-- start of Data extract --

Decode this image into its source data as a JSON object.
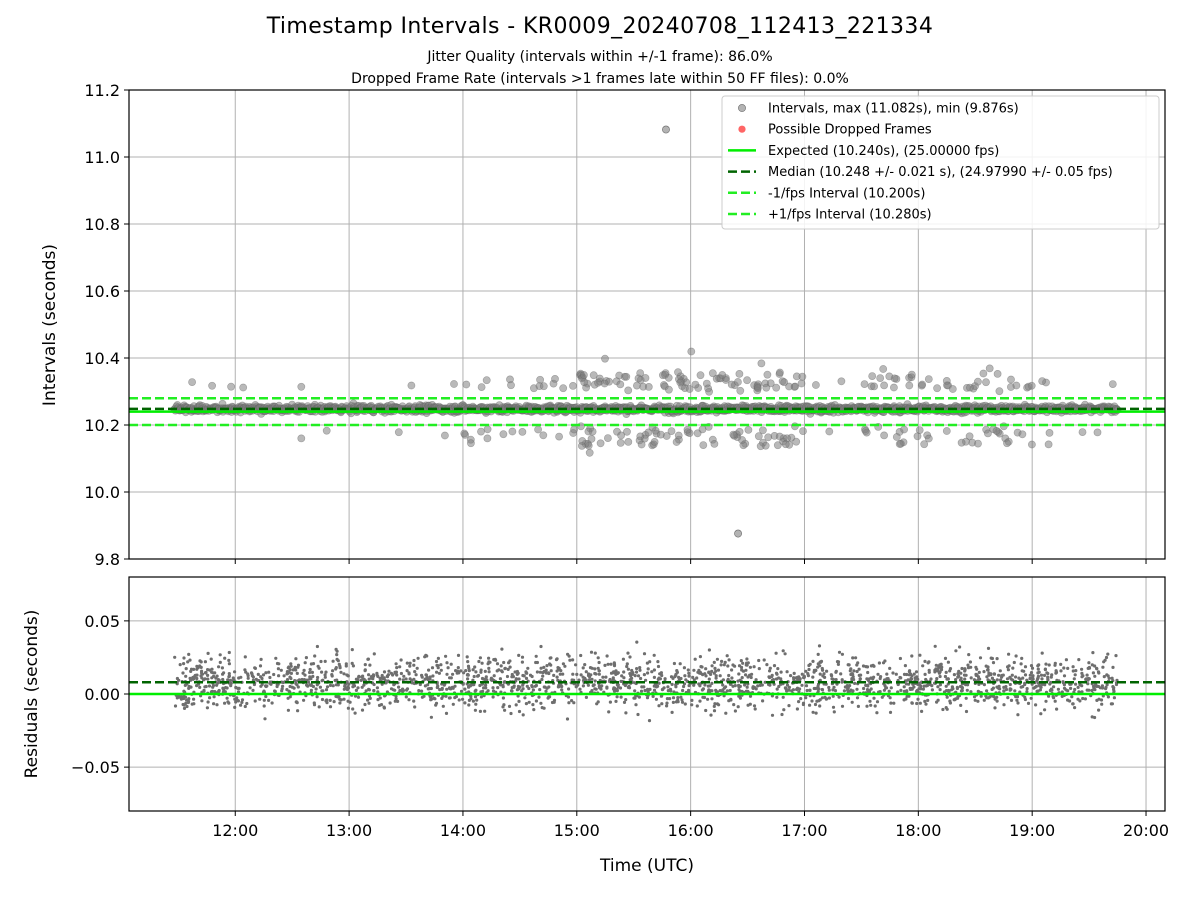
{
  "header": {
    "title": "Timestamp Intervals - KR0009_20240708_112413_221334",
    "subtitle1": "Jitter Quality (intervals within +/-1 frame): 86.0%",
    "subtitle2": "Dropped Frame Rate (intervals >1 frames late within 50 FF files): 0.0%"
  },
  "chart_data": [
    {
      "type": "scatter",
      "panel": "intervals",
      "ylabel": "Intervals (seconds)",
      "xlabel": "",
      "xlim": [
        "11:04",
        "20:10"
      ],
      "ylim": [
        9.8,
        11.2
      ],
      "yticks": [
        "9.8",
        "10.0",
        "10.2",
        "10.4",
        "10.6",
        "10.8",
        "11.0",
        "11.2"
      ],
      "grid": true,
      "legend_position": "top-right",
      "colors": {
        "intervals": "#808080",
        "dropped": "#ff4a4a",
        "expected": "#00ee00",
        "median": "#006400",
        "bounds": "#22ee22"
      },
      "series": [
        {
          "name": "Intervals, max (11.082s), min (9.876s)",
          "kind": "scatter",
          "start": "11:28",
          "end": "19:45",
          "median": 10.248,
          "std": 0.021,
          "max": 11.082,
          "min": 9.876
        },
        {
          "name": "Possible Dropped Frames",
          "kind": "scatter",
          "count": 0
        },
        {
          "name": "Expected (10.240s), (25.00000 fps)",
          "kind": "hline",
          "y": 10.24
        },
        {
          "name": "Median (10.248 +/- 0.021 s), (24.97990 +/- 0.05 fps)",
          "kind": "hline-dashed",
          "y": 10.248
        },
        {
          "name": "-1/fps Interval (10.200s)",
          "kind": "hline-dashed",
          "y": 10.2
        },
        {
          "name": "+1/fps Interval (10.280s)",
          "kind": "hline-dashed",
          "y": 10.28
        }
      ]
    },
    {
      "type": "scatter",
      "panel": "residuals",
      "ylabel": "Residuals (seconds)",
      "xlabel": "Time (UTC)",
      "xlim": [
        "11:04",
        "20:10"
      ],
      "ylim": [
        -0.08,
        0.08
      ],
      "yticks": [
        "−0.05",
        "0.00",
        "0.05"
      ],
      "xticks": [
        "12:00",
        "13:00",
        "14:00",
        "15:00",
        "16:00",
        "17:00",
        "18:00",
        "19:00",
        "20:00"
      ],
      "grid": true,
      "series": [
        {
          "name": "",
          "kind": "scatter",
          "start": "11:28",
          "end": "19:45",
          "std": 0.021
        },
        {
          "name": "",
          "kind": "hline",
          "y": 0.0
        },
        {
          "name": "",
          "kind": "hline-dashed",
          "y": 0.008
        }
      ]
    }
  ]
}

-- end of Data extract --

● What you will do
In your copy of the records, include no pictures; repeat everything else exactly.

● Written answer
Decode this image into its source data as a JSON object.
{
  "header": {
    "title": "Timestamp Intervals - KR0009_20240708_112413_221334",
    "subtitle1": "Jitter Quality (intervals within +/-1 frame): 86.0%",
    "subtitle2": "Dropped Frame Rate (intervals >1 frames late within 50 FF files): 0.0%"
  },
  "chart_data": [
    {
      "type": "scatter",
      "panel": "intervals",
      "ylabel": "Intervals (seconds)",
      "xlabel": "",
      "xlim": [
        "11:04",
        "20:10"
      ],
      "ylim": [
        9.8,
        11.2
      ],
      "yticks": [
        "9.8",
        "10.0",
        "10.2",
        "10.4",
        "10.6",
        "10.8",
        "11.0",
        "11.2"
      ],
      "grid": true,
      "legend_position": "top-right",
      "colors": {
        "intervals": "#808080",
        "dropped": "#ff4a4a",
        "expected": "#00ee00",
        "median": "#006400",
        "bounds": "#22ee22"
      },
      "series": [
        {
          "name": "Intervals, max (11.082s), min (9.876s)",
          "kind": "scatter",
          "start": "11:28",
          "end": "19:45",
          "median": 10.248,
          "std": 0.021,
          "max": 11.082,
          "min": 9.876
        },
        {
          "name": "Possible Dropped Frames",
          "kind": "scatter",
          "count": 0
        },
        {
          "name": "Expected (10.240s), (25.00000 fps)",
          "kind": "hline",
          "y": 10.24
        },
        {
          "name": "Median (10.248 +/- 0.021 s), (24.97990 +/- 0.05 fps)",
          "kind": "hline-dashed",
          "y": 10.248
        },
        {
          "name": "-1/fps Interval (10.200s)",
          "kind": "hline-dashed",
          "y": 10.2
        },
        {
          "name": "+1/fps Interval (10.280s)",
          "kind": "hline-dashed",
          "y": 10.28
        }
      ]
    },
    {
      "type": "scatter",
      "panel": "residuals",
      "ylabel": "Residuals (seconds)",
      "xlabel": "Time (UTC)",
      "xlim": [
        "11:04",
        "20:10"
      ],
      "ylim": [
        -0.08,
        0.08
      ],
      "yticks": [
        "−0.05",
        "0.00",
        "0.05"
      ],
      "xticks": [
        "12:00",
        "13:00",
        "14:00",
        "15:00",
        "16:00",
        "17:00",
        "18:00",
        "19:00",
        "20:00"
      ],
      "grid": true,
      "series": [
        {
          "name": "",
          "kind": "scatter",
          "start": "11:28",
          "end": "19:45",
          "std": 0.021
        },
        {
          "name": "",
          "kind": "hline",
          "y": 0.0
        },
        {
          "name": "",
          "kind": "hline-dashed",
          "y": 0.008
        }
      ]
    }
  ]
}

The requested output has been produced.